> WHAT YOU HAVE TO DO
Below are some records; return each one exactly.

(A block of data)
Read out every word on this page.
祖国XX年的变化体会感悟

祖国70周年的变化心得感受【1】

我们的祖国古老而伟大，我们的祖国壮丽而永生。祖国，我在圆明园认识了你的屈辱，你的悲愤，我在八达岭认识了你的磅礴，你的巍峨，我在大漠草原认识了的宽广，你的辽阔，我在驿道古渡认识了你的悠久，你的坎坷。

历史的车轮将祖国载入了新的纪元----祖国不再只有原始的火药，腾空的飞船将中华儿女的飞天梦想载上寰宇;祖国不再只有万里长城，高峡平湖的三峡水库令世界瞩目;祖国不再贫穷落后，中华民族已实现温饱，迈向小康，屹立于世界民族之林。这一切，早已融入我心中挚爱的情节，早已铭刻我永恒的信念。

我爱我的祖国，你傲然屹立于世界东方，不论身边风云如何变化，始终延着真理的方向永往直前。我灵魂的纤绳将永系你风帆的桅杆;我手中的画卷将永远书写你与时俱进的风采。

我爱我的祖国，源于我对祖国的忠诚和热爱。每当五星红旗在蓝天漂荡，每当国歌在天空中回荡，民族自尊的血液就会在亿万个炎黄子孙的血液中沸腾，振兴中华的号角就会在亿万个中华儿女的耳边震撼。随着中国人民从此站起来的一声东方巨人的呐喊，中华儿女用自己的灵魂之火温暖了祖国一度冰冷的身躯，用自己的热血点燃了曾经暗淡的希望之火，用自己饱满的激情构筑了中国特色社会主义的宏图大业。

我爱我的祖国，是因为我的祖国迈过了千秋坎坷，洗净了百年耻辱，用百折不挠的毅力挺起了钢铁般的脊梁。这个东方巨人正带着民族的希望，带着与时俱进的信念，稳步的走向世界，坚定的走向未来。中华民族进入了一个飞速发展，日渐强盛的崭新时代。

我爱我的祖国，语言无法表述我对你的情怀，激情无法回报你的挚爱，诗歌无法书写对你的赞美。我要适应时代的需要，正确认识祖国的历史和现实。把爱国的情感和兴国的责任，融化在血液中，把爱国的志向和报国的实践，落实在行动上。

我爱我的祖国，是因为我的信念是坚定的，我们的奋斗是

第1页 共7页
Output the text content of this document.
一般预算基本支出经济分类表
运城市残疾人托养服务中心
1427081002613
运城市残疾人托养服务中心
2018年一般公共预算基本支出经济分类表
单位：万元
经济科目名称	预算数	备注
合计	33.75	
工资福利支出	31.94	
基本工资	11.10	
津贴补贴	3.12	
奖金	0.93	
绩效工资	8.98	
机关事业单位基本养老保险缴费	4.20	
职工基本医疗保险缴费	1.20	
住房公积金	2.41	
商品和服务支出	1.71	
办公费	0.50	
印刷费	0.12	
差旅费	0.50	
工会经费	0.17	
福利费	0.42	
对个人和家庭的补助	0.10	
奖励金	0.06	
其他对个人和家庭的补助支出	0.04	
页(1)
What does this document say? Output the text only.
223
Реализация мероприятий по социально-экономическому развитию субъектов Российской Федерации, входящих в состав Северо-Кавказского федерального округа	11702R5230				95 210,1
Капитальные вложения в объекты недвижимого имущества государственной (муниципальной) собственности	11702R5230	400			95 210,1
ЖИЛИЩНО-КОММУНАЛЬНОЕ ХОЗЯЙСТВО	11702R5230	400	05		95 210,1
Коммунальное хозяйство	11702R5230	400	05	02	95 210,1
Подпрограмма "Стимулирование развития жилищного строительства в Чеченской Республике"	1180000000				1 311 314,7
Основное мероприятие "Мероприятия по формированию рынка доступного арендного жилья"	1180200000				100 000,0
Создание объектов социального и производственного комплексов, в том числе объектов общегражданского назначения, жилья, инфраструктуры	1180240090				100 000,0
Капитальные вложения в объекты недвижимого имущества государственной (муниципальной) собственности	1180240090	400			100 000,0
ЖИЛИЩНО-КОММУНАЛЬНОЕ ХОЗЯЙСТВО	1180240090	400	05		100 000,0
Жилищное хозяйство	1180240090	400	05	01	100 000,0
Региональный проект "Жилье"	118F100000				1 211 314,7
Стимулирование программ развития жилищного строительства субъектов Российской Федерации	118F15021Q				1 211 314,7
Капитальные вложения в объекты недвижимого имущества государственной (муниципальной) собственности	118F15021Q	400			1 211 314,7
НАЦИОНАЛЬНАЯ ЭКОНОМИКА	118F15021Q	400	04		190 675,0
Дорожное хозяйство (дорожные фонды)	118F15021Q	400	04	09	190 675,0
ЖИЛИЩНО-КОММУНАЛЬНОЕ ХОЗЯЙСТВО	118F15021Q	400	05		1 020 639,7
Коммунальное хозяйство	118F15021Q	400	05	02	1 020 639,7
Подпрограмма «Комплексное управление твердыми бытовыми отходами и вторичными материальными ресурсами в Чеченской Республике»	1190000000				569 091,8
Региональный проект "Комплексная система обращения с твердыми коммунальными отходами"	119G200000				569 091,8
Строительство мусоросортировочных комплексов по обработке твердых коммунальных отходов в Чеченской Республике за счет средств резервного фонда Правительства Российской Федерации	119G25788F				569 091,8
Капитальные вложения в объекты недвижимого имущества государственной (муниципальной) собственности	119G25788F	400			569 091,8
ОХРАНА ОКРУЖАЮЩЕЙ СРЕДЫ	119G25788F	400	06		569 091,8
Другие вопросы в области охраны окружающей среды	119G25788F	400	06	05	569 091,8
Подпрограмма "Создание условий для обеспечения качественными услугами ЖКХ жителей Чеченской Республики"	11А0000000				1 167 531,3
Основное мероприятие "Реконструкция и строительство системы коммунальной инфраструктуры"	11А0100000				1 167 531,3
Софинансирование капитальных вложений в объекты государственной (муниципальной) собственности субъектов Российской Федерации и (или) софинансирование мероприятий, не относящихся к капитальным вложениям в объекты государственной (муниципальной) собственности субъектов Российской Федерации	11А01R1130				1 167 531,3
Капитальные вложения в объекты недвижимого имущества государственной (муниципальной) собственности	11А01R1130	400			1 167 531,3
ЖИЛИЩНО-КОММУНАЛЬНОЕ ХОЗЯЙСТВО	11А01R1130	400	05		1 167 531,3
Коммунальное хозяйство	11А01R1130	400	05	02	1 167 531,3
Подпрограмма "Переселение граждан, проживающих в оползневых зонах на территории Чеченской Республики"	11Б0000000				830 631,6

> RESULT OF THE TASK
Read out every word on this page.
祖国XX年的变化体会感悟

祖国70周年的变化心得感受【1】

我们的祖国古老而伟大，我们的祖国壮丽而永生。祖国，我在圆明园认识了你的屈辱，你的悲愤，我在八达岭认识了你的磅礴，你的巍峨，我在大漠草原认识了的宽广，你的辽阔，我在驿道古渡认识了你的悠久，你的坎坷。

历史的车轮将祖国载入了新的纪元----祖国不再只有原始的火药，腾空的飞船将中华儿女的飞天梦想载上寰宇;祖国不再只有万里长城，高峡平湖的三峡水库令世界瞩目;祖国不再贫穷落后，中华民族已实现温饱，迈向小康，屹立于世界民族之林。这一切，早已融入我心中挚爱的情节，早已铭刻我永恒的信念。

我爱我的祖国，你傲然屹立于世界东方，不论身边风云如何变化，始终延着真理的方向永往直前。我灵魂的纤绳将永系你风帆的桅杆;我手中的画卷将永远书写你与时俱进的风采。

我爱我的祖国，源于我对祖国的忠诚和热爱。每当五星红旗在蓝天漂荡，每当国歌在天空中回荡，民族自尊的血液就会在亿万个炎黄子孙的血液中沸腾，振兴中华的号角就会在亿万个中华儿女的耳边震撼。随着中国人民从此站起来的一声东方巨人的呐喊，中华儿女用自己的灵魂之火温暖了祖国一度冰冷的身躯，用自己的热血点燃了曾经暗淡的希望之火，用自己饱满的激情构筑了中国特色社会主义的宏图大业。

我爱我的祖国，是因为我的祖国迈过了千秋坎坷，洗净了百年耻辱，用百折不挠的毅力挺起了钢铁般的脊梁。这个东方巨人正带着民族的希望，带着与时俱进的信念，稳步的走向世界，坚定的走向未来。中华民族进入了一个飞速发展，日渐强盛的崭新时代。

我爱我的祖国，语言无法表述我对你的情怀，激情无法回报你的挚爱，诗歌无法书写对你的赞美。我要适应时代的需要，正确认识祖国的历史和现实。把爱国的情感和兴国的责任，融化在血液中，把爱国的志向和报国的实践，落实在行动上。

我爱我的祖国，是因为我的信念是坚定的，我们的奋斗是

第1页 共7页
Output the text content of this document.
一般预算基本支出经济分类表
运城市残疾人托养服务中心
1427081002613
运城市残疾人托养服务中心
2018年一般公共预算基本支出经济分类表
单位：万元
经济科目名称	预算数	备注
合计	33.75	
工资福利支出	31.94	
基本工资	11.10	
津贴补贴	3.12	
奖金	0.93	
绩效工资	8.98	
机关事业单位基本养老保险缴费	4.20	
职工基本医疗保险缴费	1.20	
住房公积金	2.41	
商品和服务支出	1.71	
办公费	0.50	
印刷费	0.12	
差旅费	0.50	
工会经费	0.17	
福利费	0.42	
对个人和家庭的补助	0.10	
奖励金	0.06	
其他对个人和家庭的补助支出	0.04	
页(1)
What does this document say? Output the text only.
223
Реализация мероприятий по социально-экономическому развитию субъектов Российской Федерации, входящих в состав Северо-Кавказского федерального округа	11702R5230				95 210,1
Капитальные вложения в объекты недвижимого имущества государственной (муниципальной) собственности	11702R5230	400			95 210,1
ЖИЛИЩНО-КОММУНАЛЬНОЕ ХОЗЯЙСТВО	11702R5230	400	05		95 210,1
Коммунальное хозяйство	11702R5230	400	05	02	95 210,1
Подпрограмма "Стимулирование развития жилищного строительства в Чеченской Республике"	1180000000				1 311 314,7
Основное мероприятие "Мероприятия по формированию рынка доступного арендного жилья"	1180200000				100 000,0
Создание объектов социального и производственного комплексов, в том числе объектов общегражданского назначения, жилья, инфраструктуры	1180240090				100 000,0
Капитальные вложения в объекты недвижимого имущества государственной (муниципальной) собственности	1180240090	400			100 000,0
ЖИЛИЩНО-КОММУНАЛЬНОЕ ХОЗЯЙСТВО	1180240090	400	05		100 000,0
Жилищное хозяйство	1180240090	400	05	01	100 000,0
Региональный проект "Жилье"	118F100000				1 211 314,7
Стимулирование программ развития жилищного строительства субъектов Российской Федерации	118F15021Q				1 211 314,7
Капитальные вложения в объекты недвижимого имущества государственной (муниципальной) собственности	118F15021Q	400			1 211 314,7
НАЦИОНАЛЬНАЯ ЭКОНОМИКА	118F15021Q	400	04		190 675,0
Дорожное хозяйство (дорожные фонды)	118F15021Q	400	04	09	190 675,0
ЖИЛИЩНО-КОММУНАЛЬНОЕ ХОЗЯЙСТВО	118F15021Q	400	05		1 020 639,7
Коммунальное хозяйство	118F15021Q	400	05	02	1 020 639,7
Подпрограмма «Комплексное управление твердыми бытовыми отходами и вторичными материальными ресурсами в Чеченской Республике»	1190000000				569 091,8
Региональный проект "Комплексная система обращения с твердыми коммунальными отходами"	119G200000				569 091,8
Строительство мусоросортировочных комплексов по обработке твердых коммунальных отходов в Чеченской Республике за счет средств резервного фонда Правительства Российской Федерации	119G25788F				569 091,8
Капитальные вложения в объекты недвижимого имущества государственной (муниципальной) собственности	119G25788F	400			569 091,8
ОХРАНА ОКРУЖАЮЩЕЙ СРЕДЫ	119G25788F	400	06		569 091,8
Другие вопросы в области охраны окружающей среды	119G25788F	400	06	05	569 091,8
Подпрограмма "Создание условий для обеспечения качественными услугами ЖКХ жителей Чеченской Республики"	11А0000000				1 167 531,3
Основное мероприятие "Реконструкция и строительство системы коммунальной инфраструктуры"	11А0100000				1 167 531,3
Софинансирование капитальных вложений в объекты государственной (муниципальной) собственности субъектов Российской Федерации и (или) софинансирование мероприятий, не относящихся к капитальным вложениям в объекты государственной (муниципальной) собственности субъектов Российской Федерации	11А01R1130				1 167 531,3
Капитальные вложения в объекты недвижимого имущества государственной (муниципальной) собственности	11А01R1130	400			1 167 531,3
ЖИЛИЩНО-КОММУНАЛЬНОЕ ХОЗЯЙСТВО	11А01R1130	400	05		1 167 531,3
Коммунальное хозяйство	11А01R1130	400	05	02	1 167 531,3
Подпрограмма "Переселение граждан, проживающих в оползневых зонах на территории Чеченской Республики"	11Б0000000				830 631,6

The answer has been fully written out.